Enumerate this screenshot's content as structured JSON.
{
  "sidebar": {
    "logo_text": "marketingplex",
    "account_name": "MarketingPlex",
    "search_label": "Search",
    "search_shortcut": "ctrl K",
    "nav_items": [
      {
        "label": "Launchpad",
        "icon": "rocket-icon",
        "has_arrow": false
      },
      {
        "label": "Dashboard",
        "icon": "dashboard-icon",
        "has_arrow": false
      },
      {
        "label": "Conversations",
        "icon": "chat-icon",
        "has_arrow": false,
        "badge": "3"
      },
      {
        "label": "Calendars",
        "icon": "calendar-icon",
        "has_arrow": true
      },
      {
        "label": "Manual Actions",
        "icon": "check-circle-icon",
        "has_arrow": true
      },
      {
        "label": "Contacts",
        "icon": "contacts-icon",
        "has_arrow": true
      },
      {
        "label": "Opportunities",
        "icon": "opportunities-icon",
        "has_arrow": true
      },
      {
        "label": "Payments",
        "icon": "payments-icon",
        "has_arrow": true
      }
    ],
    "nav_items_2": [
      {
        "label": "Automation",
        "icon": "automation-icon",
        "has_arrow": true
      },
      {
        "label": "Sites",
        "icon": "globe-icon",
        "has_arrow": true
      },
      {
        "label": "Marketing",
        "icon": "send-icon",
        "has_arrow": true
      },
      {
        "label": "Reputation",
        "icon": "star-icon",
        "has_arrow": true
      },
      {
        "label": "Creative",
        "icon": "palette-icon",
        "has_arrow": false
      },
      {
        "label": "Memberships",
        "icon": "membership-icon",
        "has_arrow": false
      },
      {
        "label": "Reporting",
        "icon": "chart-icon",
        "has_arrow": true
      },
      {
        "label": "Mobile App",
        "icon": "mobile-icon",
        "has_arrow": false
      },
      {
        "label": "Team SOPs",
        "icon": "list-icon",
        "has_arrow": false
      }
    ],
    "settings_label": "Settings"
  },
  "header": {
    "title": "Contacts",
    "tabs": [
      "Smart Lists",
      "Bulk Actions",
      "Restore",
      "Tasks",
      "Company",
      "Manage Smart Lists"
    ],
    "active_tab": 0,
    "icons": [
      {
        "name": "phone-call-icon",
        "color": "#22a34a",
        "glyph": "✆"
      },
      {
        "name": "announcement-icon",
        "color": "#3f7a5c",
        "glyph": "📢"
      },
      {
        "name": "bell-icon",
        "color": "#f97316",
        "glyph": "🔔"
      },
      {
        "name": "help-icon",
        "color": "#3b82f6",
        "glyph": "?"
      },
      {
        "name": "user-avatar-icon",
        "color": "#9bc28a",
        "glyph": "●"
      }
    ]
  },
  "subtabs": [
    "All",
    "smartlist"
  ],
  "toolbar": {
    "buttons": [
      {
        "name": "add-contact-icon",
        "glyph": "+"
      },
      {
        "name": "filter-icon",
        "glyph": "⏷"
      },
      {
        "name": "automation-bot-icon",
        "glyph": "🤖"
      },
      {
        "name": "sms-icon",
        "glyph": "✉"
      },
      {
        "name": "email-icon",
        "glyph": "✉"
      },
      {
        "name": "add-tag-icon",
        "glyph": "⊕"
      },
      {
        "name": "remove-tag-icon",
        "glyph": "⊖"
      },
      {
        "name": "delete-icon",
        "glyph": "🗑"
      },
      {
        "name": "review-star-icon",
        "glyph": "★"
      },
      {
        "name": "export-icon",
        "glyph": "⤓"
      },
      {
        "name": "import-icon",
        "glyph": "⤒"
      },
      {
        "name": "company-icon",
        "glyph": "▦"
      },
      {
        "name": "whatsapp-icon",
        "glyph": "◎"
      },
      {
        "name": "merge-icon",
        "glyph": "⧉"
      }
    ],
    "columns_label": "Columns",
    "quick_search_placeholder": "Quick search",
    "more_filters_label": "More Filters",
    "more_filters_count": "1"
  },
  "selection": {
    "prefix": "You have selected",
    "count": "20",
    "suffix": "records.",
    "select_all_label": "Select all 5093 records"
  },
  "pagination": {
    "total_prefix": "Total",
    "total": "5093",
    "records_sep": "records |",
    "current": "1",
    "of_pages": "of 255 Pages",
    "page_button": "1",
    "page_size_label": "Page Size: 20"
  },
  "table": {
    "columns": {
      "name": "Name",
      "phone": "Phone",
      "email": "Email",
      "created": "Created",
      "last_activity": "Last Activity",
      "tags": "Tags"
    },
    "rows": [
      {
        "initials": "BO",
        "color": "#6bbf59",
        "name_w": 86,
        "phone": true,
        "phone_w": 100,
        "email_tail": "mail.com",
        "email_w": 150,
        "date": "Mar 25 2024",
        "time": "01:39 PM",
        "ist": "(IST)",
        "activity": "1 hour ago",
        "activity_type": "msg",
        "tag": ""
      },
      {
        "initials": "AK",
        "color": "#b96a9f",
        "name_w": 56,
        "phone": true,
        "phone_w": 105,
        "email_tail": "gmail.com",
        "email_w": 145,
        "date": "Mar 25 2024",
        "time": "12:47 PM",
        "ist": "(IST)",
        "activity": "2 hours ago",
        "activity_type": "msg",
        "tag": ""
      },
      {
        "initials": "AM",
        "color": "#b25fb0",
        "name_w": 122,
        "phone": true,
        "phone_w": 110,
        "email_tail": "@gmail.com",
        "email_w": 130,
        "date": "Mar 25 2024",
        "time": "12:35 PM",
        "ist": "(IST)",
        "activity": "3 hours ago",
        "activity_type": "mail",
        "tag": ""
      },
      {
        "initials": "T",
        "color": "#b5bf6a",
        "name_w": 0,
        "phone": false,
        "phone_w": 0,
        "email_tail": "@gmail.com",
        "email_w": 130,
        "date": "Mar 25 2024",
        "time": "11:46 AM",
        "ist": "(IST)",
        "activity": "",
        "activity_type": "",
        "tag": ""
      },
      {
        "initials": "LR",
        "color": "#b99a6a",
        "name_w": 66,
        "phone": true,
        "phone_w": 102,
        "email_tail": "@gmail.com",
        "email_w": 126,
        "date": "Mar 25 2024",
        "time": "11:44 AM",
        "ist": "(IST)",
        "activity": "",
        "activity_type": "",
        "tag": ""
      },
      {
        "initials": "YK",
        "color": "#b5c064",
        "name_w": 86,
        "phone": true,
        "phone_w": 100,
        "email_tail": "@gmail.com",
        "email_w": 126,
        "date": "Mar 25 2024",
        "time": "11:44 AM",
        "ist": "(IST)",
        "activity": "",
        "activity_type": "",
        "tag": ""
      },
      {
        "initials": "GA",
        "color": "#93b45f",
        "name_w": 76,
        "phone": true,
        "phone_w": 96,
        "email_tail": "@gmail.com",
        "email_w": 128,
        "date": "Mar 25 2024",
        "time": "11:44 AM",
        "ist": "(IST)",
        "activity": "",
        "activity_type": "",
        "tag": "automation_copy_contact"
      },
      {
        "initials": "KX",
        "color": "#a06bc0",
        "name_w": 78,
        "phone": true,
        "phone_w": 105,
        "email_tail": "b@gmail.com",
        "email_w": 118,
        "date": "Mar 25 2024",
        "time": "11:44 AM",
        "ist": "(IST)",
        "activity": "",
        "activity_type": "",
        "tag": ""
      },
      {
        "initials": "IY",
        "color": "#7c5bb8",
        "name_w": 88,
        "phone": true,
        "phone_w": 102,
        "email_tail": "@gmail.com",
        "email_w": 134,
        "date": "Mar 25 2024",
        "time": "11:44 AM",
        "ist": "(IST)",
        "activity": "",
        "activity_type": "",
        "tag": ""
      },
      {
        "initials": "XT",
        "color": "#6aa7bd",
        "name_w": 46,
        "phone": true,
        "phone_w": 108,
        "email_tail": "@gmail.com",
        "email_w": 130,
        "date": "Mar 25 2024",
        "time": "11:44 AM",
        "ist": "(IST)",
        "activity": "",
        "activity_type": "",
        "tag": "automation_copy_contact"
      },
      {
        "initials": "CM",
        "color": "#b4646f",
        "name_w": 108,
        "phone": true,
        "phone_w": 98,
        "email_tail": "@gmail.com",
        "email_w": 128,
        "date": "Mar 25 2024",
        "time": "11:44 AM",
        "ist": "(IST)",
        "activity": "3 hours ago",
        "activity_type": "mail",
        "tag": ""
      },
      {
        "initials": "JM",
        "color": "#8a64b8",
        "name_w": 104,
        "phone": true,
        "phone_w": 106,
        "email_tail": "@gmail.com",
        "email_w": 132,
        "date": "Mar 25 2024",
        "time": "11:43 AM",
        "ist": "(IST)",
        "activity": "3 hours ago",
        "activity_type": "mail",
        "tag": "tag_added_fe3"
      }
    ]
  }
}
######
▶ [Goal]
From the listing, copy every line where the string "star" appears.

▶ [Right answer]
        "icon": "star-icon",
        "name": "review-star-icon",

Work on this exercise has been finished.